▸ Objective:
From the records below, extract all the text exactly and leave the images behind.

Figure record extracts:
◇ ◇ ◇ ◇ ◇

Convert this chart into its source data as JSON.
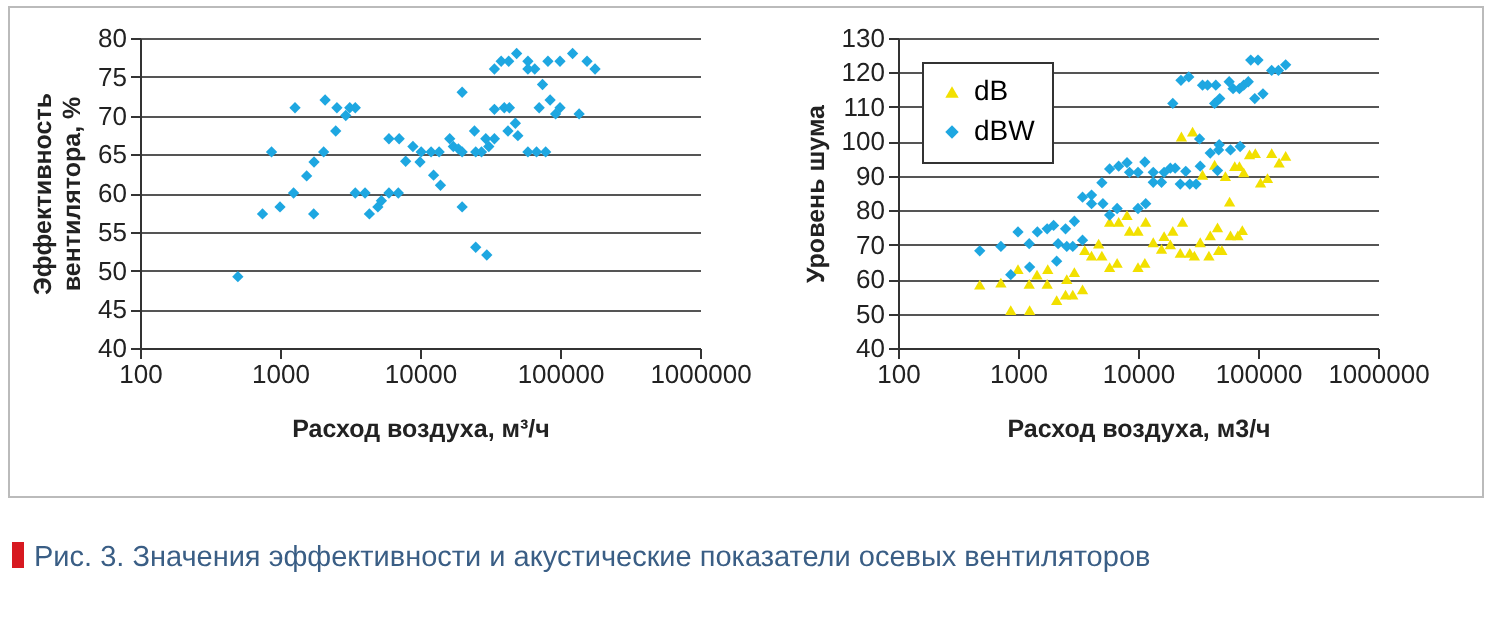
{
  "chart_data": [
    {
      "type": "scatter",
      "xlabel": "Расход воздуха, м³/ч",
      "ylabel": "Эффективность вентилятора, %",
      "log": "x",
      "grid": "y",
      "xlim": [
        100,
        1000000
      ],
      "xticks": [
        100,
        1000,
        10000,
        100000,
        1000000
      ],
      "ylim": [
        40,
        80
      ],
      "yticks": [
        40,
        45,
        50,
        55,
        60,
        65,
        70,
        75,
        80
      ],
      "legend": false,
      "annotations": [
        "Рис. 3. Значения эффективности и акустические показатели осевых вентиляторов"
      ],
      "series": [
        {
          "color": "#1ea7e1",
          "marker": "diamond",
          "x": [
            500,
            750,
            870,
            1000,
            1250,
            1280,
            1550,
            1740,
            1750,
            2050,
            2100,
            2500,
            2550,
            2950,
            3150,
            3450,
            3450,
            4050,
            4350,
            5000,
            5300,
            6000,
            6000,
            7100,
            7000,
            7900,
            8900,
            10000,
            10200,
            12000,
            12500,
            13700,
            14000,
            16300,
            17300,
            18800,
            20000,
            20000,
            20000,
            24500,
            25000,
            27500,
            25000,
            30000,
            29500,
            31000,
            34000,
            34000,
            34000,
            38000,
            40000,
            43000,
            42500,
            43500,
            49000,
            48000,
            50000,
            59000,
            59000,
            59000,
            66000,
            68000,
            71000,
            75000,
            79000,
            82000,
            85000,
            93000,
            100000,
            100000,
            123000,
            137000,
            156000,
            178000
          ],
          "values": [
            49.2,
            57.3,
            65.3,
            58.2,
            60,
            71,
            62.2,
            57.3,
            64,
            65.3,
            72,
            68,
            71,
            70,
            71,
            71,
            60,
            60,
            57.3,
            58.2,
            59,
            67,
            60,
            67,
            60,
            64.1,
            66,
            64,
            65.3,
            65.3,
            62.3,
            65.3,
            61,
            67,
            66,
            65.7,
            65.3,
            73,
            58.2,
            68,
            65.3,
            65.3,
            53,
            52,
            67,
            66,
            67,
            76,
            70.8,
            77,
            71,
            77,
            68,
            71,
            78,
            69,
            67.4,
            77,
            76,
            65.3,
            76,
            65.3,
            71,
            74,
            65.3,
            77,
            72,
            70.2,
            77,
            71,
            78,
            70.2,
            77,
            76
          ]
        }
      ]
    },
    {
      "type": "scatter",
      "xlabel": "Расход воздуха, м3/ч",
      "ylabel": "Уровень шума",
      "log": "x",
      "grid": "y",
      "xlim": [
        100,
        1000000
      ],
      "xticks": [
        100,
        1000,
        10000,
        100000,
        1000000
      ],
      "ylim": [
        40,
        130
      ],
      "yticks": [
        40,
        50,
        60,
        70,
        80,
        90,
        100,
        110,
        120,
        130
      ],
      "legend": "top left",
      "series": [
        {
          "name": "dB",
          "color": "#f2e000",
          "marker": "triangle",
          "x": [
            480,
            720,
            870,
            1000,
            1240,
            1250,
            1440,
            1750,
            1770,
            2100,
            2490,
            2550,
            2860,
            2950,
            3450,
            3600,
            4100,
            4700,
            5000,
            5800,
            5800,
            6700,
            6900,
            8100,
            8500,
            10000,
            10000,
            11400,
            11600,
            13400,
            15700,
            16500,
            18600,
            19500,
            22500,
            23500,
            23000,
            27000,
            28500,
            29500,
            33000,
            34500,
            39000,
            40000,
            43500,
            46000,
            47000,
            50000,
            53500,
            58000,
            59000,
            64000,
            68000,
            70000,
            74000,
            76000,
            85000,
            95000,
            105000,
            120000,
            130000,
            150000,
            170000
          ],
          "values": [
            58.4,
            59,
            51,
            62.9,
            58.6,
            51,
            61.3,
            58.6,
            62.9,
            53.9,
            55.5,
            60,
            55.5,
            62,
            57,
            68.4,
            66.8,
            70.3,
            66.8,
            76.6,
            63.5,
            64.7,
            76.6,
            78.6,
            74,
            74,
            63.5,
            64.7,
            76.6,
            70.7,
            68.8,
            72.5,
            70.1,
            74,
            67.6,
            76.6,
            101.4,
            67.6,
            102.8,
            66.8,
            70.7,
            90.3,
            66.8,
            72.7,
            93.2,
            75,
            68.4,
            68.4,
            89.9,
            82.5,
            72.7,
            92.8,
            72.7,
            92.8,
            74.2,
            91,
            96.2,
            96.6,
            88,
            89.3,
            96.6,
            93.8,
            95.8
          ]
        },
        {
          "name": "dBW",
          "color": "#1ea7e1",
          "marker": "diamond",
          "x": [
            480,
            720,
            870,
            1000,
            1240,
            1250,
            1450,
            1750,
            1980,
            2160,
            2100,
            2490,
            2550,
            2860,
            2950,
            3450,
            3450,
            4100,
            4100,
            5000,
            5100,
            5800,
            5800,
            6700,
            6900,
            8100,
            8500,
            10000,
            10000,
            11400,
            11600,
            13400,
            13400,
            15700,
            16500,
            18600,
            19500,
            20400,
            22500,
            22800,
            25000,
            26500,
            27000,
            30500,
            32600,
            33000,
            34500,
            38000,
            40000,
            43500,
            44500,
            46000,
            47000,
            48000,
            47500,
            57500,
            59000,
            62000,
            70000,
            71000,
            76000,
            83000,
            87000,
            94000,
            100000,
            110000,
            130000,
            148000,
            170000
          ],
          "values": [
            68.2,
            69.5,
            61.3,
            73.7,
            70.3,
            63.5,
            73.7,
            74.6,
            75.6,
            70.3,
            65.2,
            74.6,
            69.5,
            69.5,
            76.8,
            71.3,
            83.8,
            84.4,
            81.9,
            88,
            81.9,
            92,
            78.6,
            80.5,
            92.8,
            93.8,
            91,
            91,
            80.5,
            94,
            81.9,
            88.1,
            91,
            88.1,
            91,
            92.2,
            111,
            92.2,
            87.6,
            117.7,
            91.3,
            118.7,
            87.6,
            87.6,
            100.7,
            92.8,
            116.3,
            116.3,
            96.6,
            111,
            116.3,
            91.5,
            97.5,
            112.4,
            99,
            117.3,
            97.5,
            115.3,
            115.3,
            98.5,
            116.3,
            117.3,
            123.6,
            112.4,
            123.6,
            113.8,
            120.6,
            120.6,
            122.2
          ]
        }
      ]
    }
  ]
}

◇ ◇ ◇ ◇ ◇

▸ Final result:
Convert this chart into its source data as JSON.
{
  "chart_data": [
    {
      "type": "scatter",
      "xlabel": "Расход воздуха, м³/ч",
      "ylabel": "Эффективность вентилятора, %",
      "log": "x",
      "grid": "y",
      "xlim": [
        100,
        1000000
      ],
      "xticks": [
        100,
        1000,
        10000,
        100000,
        1000000
      ],
      "ylim": [
        40,
        80
      ],
      "yticks": [
        40,
        45,
        50,
        55,
        60,
        65,
        70,
        75,
        80
      ],
      "legend": false,
      "annotations": [
        "Рис. 3. Значения эффективности и акустические показатели осевых вентиляторов"
      ],
      "series": [
        {
          "color": "#1ea7e1",
          "marker": "diamond",
          "x": [
            500,
            750,
            870,
            1000,
            1250,
            1280,
            1550,
            1740,
            1750,
            2050,
            2100,
            2500,
            2550,
            2950,
            3150,
            3450,
            3450,
            4050,
            4350,
            5000,
            5300,
            6000,
            6000,
            7100,
            7000,
            7900,
            8900,
            10000,
            10200,
            12000,
            12500,
            13700,
            14000,
            16300,
            17300,
            18800,
            20000,
            20000,
            20000,
            24500,
            25000,
            27500,
            25000,
            30000,
            29500,
            31000,
            34000,
            34000,
            34000,
            38000,
            40000,
            43000,
            42500,
            43500,
            49000,
            48000,
            50000,
            59000,
            59000,
            59000,
            66000,
            68000,
            71000,
            75000,
            79000,
            82000,
            85000,
            93000,
            100000,
            100000,
            123000,
            137000,
            156000,
            178000
          ],
          "values": [
            49.2,
            57.3,
            65.3,
            58.2,
            60,
            71,
            62.2,
            57.3,
            64,
            65.3,
            72,
            68,
            71,
            70,
            71,
            71,
            60,
            60,
            57.3,
            58.2,
            59,
            67,
            60,
            67,
            60,
            64.1,
            66,
            64,
            65.3,
            65.3,
            62.3,
            65.3,
            61,
            67,
            66,
            65.7,
            65.3,
            73,
            58.2,
            68,
            65.3,
            65.3,
            53,
            52,
            67,
            66,
            67,
            76,
            70.8,
            77,
            71,
            77,
            68,
            71,
            78,
            69,
            67.4,
            77,
            76,
            65.3,
            76,
            65.3,
            71,
            74,
            65.3,
            77,
            72,
            70.2,
            77,
            71,
            78,
            70.2,
            77,
            76
          ]
        }
      ]
    },
    {
      "type": "scatter",
      "xlabel": "Расход воздуха, м3/ч",
      "ylabel": "Уровень шума",
      "log": "x",
      "grid": "y",
      "xlim": [
        100,
        1000000
      ],
      "xticks": [
        100,
        1000,
        10000,
        100000,
        1000000
      ],
      "ylim": [
        40,
        130
      ],
      "yticks": [
        40,
        50,
        60,
        70,
        80,
        90,
        100,
        110,
        120,
        130
      ],
      "legend": "top left",
      "series": [
        {
          "name": "dB",
          "color": "#f2e000",
          "marker": "triangle",
          "x": [
            480,
            720,
            870,
            1000,
            1240,
            1250,
            1440,
            1750,
            1770,
            2100,
            2490,
            2550,
            2860,
            2950,
            3450,
            3600,
            4100,
            4700,
            5000,
            5800,
            5800,
            6700,
            6900,
            8100,
            8500,
            10000,
            10000,
            11400,
            11600,
            13400,
            15700,
            16500,
            18600,
            19500,
            22500,
            23500,
            23000,
            27000,
            28500,
            29500,
            33000,
            34500,
            39000,
            40000,
            43500,
            46000,
            47000,
            50000,
            53500,
            58000,
            59000,
            64000,
            68000,
            70000,
            74000,
            76000,
            85000,
            95000,
            105000,
            120000,
            130000,
            150000,
            170000
          ],
          "values": [
            58.4,
            59,
            51,
            62.9,
            58.6,
            51,
            61.3,
            58.6,
            62.9,
            53.9,
            55.5,
            60,
            55.5,
            62,
            57,
            68.4,
            66.8,
            70.3,
            66.8,
            76.6,
            63.5,
            64.7,
            76.6,
            78.6,
            74,
            74,
            63.5,
            64.7,
            76.6,
            70.7,
            68.8,
            72.5,
            70.1,
            74,
            67.6,
            76.6,
            101.4,
            67.6,
            102.8,
            66.8,
            70.7,
            90.3,
            66.8,
            72.7,
            93.2,
            75,
            68.4,
            68.4,
            89.9,
            82.5,
            72.7,
            92.8,
            72.7,
            92.8,
            74.2,
            91,
            96.2,
            96.6,
            88,
            89.3,
            96.6,
            93.8,
            95.8
          ]
        },
        {
          "name": "dBW",
          "color": "#1ea7e1",
          "marker": "diamond",
          "x": [
            480,
            720,
            870,
            1000,
            1240,
            1250,
            1450,
            1750,
            1980,
            2160,
            2100,
            2490,
            2550,
            2860,
            2950,
            3450,
            3450,
            4100,
            4100,
            5000,
            5100,
            5800,
            5800,
            6700,
            6900,
            8100,
            8500,
            10000,
            10000,
            11400,
            11600,
            13400,
            13400,
            15700,
            16500,
            18600,
            19500,
            20400,
            22500,
            22800,
            25000,
            26500,
            27000,
            30500,
            32600,
            33000,
            34500,
            38000,
            40000,
            43500,
            44500,
            46000,
            47000,
            48000,
            47500,
            57500,
            59000,
            62000,
            70000,
            71000,
            76000,
            83000,
            87000,
            94000,
            100000,
            110000,
            130000,
            148000,
            170000
          ],
          "values": [
            68.2,
            69.5,
            61.3,
            73.7,
            70.3,
            63.5,
            73.7,
            74.6,
            75.6,
            70.3,
            65.2,
            74.6,
            69.5,
            69.5,
            76.8,
            71.3,
            83.8,
            84.4,
            81.9,
            88,
            81.9,
            92,
            78.6,
            80.5,
            92.8,
            93.8,
            91,
            91,
            80.5,
            94,
            81.9,
            88.1,
            91,
            88.1,
            91,
            92.2,
            111,
            92.2,
            87.6,
            117.7,
            91.3,
            118.7,
            87.6,
            87.6,
            100.7,
            92.8,
            116.3,
            116.3,
            96.6,
            111,
            116.3,
            91.5,
            97.5,
            112.4,
            99,
            117.3,
            97.5,
            115.3,
            115.3,
            98.5,
            116.3,
            117.3,
            123.6,
            112.4,
            123.6,
            113.8,
            120.6,
            120.6,
            122.2
          ]
        }
      ]
    }
  ]
}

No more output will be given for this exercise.